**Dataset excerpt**
=-=-=-=-=

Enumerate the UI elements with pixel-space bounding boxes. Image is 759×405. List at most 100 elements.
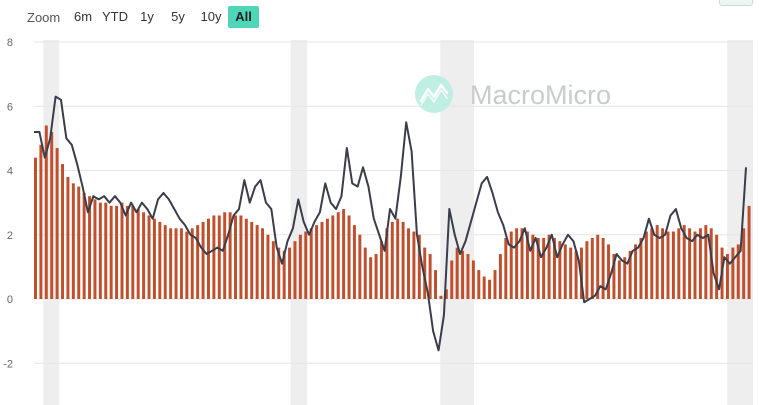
bar-91 [525, 231, 529, 299]
bar-110 [628, 250, 632, 299]
bar-5 [61, 164, 64, 299]
bar-52 [315, 225, 319, 299]
bar-78 [455, 247, 459, 299]
bar-series [34, 125, 751, 300]
bar-18 [131, 205, 135, 299]
range-button-1y[interactable]: 1y [140, 9, 154, 24]
bar-9 [82, 192, 86, 299]
bar-48 [293, 241, 297, 299]
bar-82 [477, 270, 481, 299]
bar-112 [639, 237, 643, 299]
watermark: MacroMicro [415, 75, 611, 113]
bar-29 [190, 228, 194, 299]
y-tick-label: 4 [7, 166, 13, 178]
bar-47 [288, 247, 292, 299]
bar-94 [542, 237, 546, 299]
bar-128 [725, 254, 729, 299]
bar-74 [434, 270, 438, 299]
bar-124 [704, 225, 708, 299]
macromicro-logo-icon [415, 75, 453, 113]
bar-42 [261, 228, 265, 299]
bar-32 [206, 218, 210, 299]
range-button-ytd[interactable]: YTD [102, 9, 128, 24]
bar-25 [169, 228, 173, 299]
bar-76 [444, 289, 448, 299]
bar-4 [55, 148, 59, 299]
logo-zigzag-icon-2 [420, 89, 448, 106]
bar-115 [655, 225, 659, 299]
bar-50 [304, 231, 308, 299]
bar-26 [174, 228, 178, 299]
bar-98 [563, 244, 567, 299]
bar-123 [698, 228, 702, 299]
bar-61 [363, 247, 367, 299]
bar-103 [590, 237, 594, 299]
bar-71 [417, 234, 421, 299]
line-series [34, 95, 747, 352]
bar-97 [558, 241, 562, 299]
range-button-10y[interactable]: 10y [200, 9, 222, 24]
bar-36 [228, 212, 232, 299]
y-tick-label: 0 [7, 294, 13, 306]
bar-12 [98, 202, 102, 300]
bar-59 [352, 225, 356, 299]
bar-68 [401, 221, 405, 299]
bar-24 [163, 225, 167, 299]
y-axis: 8 6 4 2 0 -2 [3, 37, 13, 370]
bar-69 [407, 228, 410, 299]
bar-38 [239, 215, 243, 299]
bar-56 [336, 212, 340, 299]
bar-100 [574, 250, 578, 299]
bar-40 [250, 221, 254, 299]
bar-73 [428, 254, 432, 299]
range-selector-toolbar: Zoom 6m YTD 1y 5y 10y All [0, 0, 759, 34]
bar-58 [347, 215, 351, 299]
watermark-text: MacroMicro [470, 80, 611, 110]
bar-131 [742, 228, 746, 299]
bar-92 [531, 234, 535, 299]
bar-46 [282, 250, 286, 299]
bar-81 [471, 260, 475, 299]
bar-57 [342, 209, 346, 299]
bar-16 [120, 202, 124, 300]
bar-116 [661, 228, 665, 299]
range-button-5y[interactable]: 5y [171, 9, 185, 24]
bar-49 [298, 234, 302, 299]
bar-45 [277, 247, 281, 299]
bar-113 [644, 231, 648, 299]
bar-95 [547, 234, 551, 299]
bar-83 [482, 276, 486, 299]
bar-11 [93, 199, 97, 299]
y-tick-label: 8 [7, 37, 13, 49]
y-tick-label: 6 [7, 101, 13, 113]
bar-96 [552, 237, 556, 299]
bar-64 [379, 241, 383, 299]
bar-33 [212, 215, 216, 299]
y-tick-label: -2 [3, 358, 13, 370]
bar-130 [736, 244, 740, 299]
bar-21 [147, 215, 151, 299]
bar-67 [396, 218, 400, 299]
bar-79 [461, 250, 465, 299]
bar-22 [152, 218, 156, 299]
bar-117 [666, 231, 670, 299]
bar-27 [179, 228, 183, 299]
chart-menu-button[interactable] [719, 0, 753, 6]
bar-70 [412, 231, 416, 299]
bar-1 [39, 144, 43, 299]
bar-119 [677, 228, 681, 299]
bar-30 [196, 225, 200, 299]
y-tick-label: 2 [7, 230, 13, 242]
range-button-all[interactable]: All [228, 6, 259, 28]
range-button-6m[interactable]: 6m [73, 9, 93, 24]
bar-43 [266, 234, 270, 299]
recession-band-1 [290, 40, 308, 405]
zoom-label: Zoom [27, 10, 61, 25]
bar-13 [104, 202, 108, 300]
bar-19 [136, 209, 140, 299]
bar-118 [671, 231, 675, 299]
bar-80 [466, 254, 470, 299]
bar-62 [369, 257, 373, 299]
bar-20 [142, 212, 146, 299]
bar-54 [325, 218, 329, 299]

=-=-=-=-=

**REQUIRED TASK**
Copy out every line of the items above without any change, leaving out the pictures.

**SOLVED PROBLEM**
Enumerate the UI elements with pixel-space bounding boxes. Image is 759×405. List at most 100 elements.
bar-91 [525, 231, 529, 299]
bar-110 [628, 250, 632, 299]
bar-5 [61, 164, 64, 299]
bar-52 [315, 225, 319, 299]
bar-78 [455, 247, 459, 299]
bar-series [34, 125, 751, 300]
bar-18 [131, 205, 135, 299]
range-button-1y[interactable]: 1y [140, 9, 154, 24]
bar-9 [82, 192, 86, 299]
bar-48 [293, 241, 297, 299]
bar-82 [477, 270, 481, 299]
bar-112 [639, 237, 643, 299]
watermark: MacroMicro [415, 75, 611, 113]
bar-29 [190, 228, 194, 299]
y-tick-label: 4 [7, 166, 13, 178]
bar-47 [288, 247, 292, 299]
bar-94 [542, 237, 546, 299]
bar-128 [725, 254, 729, 299]
bar-74 [434, 270, 438, 299]
bar-124 [704, 225, 708, 299]
macromicro-logo-icon [415, 75, 453, 113]
bar-42 [261, 228, 265, 299]
bar-32 [206, 218, 210, 299]
range-button-ytd[interactable]: YTD [102, 9, 128, 24]
bar-25 [169, 228, 173, 299]
bar-76 [444, 289, 448, 299]
bar-4 [55, 148, 59, 299]
logo-zigzag-icon-2 [420, 89, 448, 106]
bar-115 [655, 225, 659, 299]
bar-50 [304, 231, 308, 299]
bar-26 [174, 228, 178, 299]
bar-98 [563, 244, 567, 299]
bar-123 [698, 228, 702, 299]
bar-61 [363, 247, 367, 299]
bar-103 [590, 237, 594, 299]
bar-71 [417, 234, 421, 299]
line-series [34, 95, 747, 352]
bar-97 [558, 241, 562, 299]
range-button-10y[interactable]: 10y [200, 9, 222, 24]
bar-36 [228, 212, 232, 299]
y-tick-label: 0 [7, 294, 13, 306]
bar-12 [98, 202, 102, 300]
bar-59 [352, 225, 356, 299]
bar-68 [401, 221, 405, 299]
bar-24 [163, 225, 167, 299]
y-axis: 8 6 4 2 0 -2 [3, 37, 13, 370]
bar-69 [407, 228, 410, 299]
bar-38 [239, 215, 243, 299]
bar-56 [336, 212, 340, 299]
bar-100 [574, 250, 578, 299]
bar-40 [250, 221, 254, 299]
bar-73 [428, 254, 432, 299]
range-selector-toolbar: Zoom 6m YTD 1y 5y 10y All [0, 0, 759, 34]
bar-58 [347, 215, 351, 299]
watermark-text: MacroMicro [470, 80, 611, 110]
bar-131 [742, 228, 746, 299]
bar-92 [531, 234, 535, 299]
bar-46 [282, 250, 286, 299]
bar-81 [471, 260, 475, 299]
bar-57 [342, 209, 346, 299]
bar-16 [120, 202, 124, 300]
bar-116 [661, 228, 665, 299]
range-button-5y[interactable]: 5y [171, 9, 185, 24]
bar-49 [298, 234, 302, 299]
bar-45 [277, 247, 281, 299]
bar-113 [644, 231, 648, 299]
bar-95 [547, 234, 551, 299]
bar-83 [482, 276, 486, 299]
bar-11 [93, 199, 97, 299]
y-tick-label: 8 [7, 37, 13, 49]
y-tick-label: 6 [7, 101, 13, 113]
bar-96 [552, 237, 556, 299]
bar-64 [379, 241, 383, 299]
bar-33 [212, 215, 216, 299]
y-tick-label: -2 [3, 358, 13, 370]
bar-130 [736, 244, 740, 299]
bar-21 [147, 215, 151, 299]
bar-67 [396, 218, 400, 299]
bar-79 [461, 250, 465, 299]
bar-22 [152, 218, 156, 299]
bar-117 [666, 231, 670, 299]
bar-27 [179, 228, 183, 299]
chart-menu-button[interactable] [719, 0, 753, 6]
bar-70 [412, 231, 416, 299]
bar-1 [39, 144, 43, 299]
bar-119 [677, 228, 681, 299]
bar-30 [196, 225, 200, 299]
y-tick-label: 2 [7, 230, 13, 242]
range-button-all[interactable]: All [228, 6, 259, 28]
range-button-6m[interactable]: 6m [73, 9, 93, 24]
bar-43 [266, 234, 270, 299]
recession-band-1 [290, 40, 308, 405]
zoom-label: Zoom [27, 10, 61, 25]
bar-13 [104, 202, 108, 300]
bar-19 [136, 209, 140, 299]
bar-118 [671, 231, 675, 299]
bar-80 [466, 254, 470, 299]
bar-62 [369, 257, 373, 299]
bar-20 [142, 212, 146, 299]
bar-54 [325, 218, 329, 299]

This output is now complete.